§ What you are asked to do:
Reproduce each line from the records that holds "volt".

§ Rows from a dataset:
==*==

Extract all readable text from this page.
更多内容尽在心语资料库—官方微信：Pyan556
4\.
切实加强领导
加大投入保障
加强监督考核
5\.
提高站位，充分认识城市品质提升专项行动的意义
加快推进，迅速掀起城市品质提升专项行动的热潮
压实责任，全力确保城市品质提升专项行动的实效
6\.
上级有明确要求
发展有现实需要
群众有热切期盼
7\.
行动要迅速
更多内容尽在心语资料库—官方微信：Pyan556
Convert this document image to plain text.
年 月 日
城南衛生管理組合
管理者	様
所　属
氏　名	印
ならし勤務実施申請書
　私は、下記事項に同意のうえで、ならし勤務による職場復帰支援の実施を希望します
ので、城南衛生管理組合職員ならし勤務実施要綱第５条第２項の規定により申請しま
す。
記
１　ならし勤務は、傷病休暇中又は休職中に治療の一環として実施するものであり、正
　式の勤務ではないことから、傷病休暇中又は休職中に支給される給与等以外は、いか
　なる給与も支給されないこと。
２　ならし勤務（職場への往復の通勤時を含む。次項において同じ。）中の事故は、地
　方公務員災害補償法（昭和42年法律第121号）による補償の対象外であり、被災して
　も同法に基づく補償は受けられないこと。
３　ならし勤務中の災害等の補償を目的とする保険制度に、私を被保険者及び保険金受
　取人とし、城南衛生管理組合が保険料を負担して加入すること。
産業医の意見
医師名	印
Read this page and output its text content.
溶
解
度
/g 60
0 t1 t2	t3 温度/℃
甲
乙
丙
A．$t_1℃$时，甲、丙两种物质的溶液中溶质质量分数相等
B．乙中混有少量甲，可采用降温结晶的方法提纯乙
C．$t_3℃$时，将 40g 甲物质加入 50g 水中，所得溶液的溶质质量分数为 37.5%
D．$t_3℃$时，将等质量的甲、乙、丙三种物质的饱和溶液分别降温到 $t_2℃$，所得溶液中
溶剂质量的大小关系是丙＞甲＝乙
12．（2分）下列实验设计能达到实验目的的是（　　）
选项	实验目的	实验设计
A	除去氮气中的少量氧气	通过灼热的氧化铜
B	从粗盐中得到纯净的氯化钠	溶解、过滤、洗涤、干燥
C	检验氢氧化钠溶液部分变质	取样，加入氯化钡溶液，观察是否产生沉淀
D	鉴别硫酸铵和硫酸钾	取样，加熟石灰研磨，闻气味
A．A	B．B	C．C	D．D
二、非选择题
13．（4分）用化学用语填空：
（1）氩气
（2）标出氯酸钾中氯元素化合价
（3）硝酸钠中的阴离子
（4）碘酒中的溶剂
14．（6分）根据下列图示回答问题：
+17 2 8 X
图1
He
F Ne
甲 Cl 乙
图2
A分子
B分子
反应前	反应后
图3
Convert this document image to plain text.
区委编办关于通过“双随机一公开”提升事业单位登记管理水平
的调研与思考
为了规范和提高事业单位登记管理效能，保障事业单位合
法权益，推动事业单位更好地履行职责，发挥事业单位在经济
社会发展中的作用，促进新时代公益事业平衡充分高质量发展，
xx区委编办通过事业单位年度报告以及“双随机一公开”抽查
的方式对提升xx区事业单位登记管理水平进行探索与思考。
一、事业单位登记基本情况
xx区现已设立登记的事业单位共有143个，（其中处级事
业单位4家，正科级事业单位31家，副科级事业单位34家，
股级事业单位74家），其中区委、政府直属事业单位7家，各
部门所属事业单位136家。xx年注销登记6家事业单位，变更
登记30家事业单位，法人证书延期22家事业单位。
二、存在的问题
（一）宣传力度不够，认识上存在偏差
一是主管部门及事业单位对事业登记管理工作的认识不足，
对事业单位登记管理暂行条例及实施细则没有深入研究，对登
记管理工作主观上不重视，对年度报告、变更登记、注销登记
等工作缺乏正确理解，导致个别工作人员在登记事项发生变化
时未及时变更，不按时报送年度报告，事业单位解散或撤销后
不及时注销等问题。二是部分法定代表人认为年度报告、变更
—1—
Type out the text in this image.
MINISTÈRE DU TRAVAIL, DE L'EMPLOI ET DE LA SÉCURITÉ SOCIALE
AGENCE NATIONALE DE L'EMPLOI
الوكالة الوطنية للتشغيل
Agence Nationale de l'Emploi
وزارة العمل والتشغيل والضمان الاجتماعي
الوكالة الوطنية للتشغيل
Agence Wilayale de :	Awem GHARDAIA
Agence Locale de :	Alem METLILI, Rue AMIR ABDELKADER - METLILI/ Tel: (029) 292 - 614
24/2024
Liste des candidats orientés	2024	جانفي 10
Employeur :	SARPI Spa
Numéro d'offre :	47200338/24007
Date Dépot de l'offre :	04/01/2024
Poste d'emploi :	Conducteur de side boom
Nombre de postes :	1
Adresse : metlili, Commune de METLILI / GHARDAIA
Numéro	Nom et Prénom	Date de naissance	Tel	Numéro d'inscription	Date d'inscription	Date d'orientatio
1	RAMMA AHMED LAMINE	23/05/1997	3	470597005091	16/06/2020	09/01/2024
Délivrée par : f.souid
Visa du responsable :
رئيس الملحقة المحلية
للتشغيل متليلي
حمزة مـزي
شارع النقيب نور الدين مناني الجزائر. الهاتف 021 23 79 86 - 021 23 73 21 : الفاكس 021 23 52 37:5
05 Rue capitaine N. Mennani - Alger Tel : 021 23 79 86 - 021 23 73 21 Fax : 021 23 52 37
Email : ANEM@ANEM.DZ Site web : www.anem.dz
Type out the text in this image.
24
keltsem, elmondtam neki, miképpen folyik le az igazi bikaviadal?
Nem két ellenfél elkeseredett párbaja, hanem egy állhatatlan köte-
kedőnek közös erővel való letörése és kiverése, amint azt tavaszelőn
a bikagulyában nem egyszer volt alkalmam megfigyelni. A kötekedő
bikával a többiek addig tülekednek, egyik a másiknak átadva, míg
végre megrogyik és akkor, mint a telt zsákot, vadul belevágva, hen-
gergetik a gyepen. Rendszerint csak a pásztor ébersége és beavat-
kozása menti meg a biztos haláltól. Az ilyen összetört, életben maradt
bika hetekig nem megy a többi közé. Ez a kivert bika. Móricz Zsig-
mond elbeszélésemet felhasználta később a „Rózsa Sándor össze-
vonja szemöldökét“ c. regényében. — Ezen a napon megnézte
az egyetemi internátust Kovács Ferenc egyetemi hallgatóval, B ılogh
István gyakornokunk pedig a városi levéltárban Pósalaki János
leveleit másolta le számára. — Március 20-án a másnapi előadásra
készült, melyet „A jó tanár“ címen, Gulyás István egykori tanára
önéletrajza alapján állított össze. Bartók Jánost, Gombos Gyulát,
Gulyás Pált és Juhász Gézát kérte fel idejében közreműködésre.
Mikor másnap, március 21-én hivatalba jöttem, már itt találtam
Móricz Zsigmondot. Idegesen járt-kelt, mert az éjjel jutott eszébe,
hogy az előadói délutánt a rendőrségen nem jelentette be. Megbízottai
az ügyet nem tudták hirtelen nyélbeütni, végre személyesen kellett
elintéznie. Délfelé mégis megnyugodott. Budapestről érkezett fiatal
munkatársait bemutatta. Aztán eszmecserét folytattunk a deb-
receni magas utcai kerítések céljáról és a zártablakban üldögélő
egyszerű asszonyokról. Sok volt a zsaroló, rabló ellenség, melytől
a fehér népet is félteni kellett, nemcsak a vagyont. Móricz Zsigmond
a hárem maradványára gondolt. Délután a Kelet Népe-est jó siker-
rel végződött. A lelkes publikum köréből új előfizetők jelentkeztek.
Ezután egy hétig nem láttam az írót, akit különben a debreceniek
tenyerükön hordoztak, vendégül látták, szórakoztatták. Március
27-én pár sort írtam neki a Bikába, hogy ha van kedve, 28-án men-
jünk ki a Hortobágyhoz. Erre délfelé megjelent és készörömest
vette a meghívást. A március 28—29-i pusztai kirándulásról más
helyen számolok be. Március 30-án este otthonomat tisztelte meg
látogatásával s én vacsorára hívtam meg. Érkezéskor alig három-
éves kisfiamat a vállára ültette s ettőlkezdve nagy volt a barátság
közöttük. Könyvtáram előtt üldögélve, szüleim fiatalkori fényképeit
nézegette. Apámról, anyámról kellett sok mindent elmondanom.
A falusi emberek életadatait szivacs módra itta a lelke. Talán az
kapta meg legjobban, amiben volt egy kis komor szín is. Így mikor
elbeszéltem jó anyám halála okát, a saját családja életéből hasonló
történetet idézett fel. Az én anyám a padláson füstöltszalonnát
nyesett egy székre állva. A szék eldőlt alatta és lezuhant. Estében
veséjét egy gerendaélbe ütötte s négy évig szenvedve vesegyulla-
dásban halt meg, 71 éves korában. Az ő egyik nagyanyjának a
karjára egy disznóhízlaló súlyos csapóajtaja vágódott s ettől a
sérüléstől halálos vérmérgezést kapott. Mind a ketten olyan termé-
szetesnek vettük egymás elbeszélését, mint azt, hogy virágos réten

==*==

§ The response:
a bikagulyában nem egyszer volt alkalmam megfigyelni. A kötekedő
egyszerű asszonyokról. Sok volt a zsaroló, rabló ellenség, melytől
éves kisfiamat a vállára ültette s ettőlkezdve nagy volt a barátság
kapta meg legjobban, amiben volt egy kis komor szín is. Így mikor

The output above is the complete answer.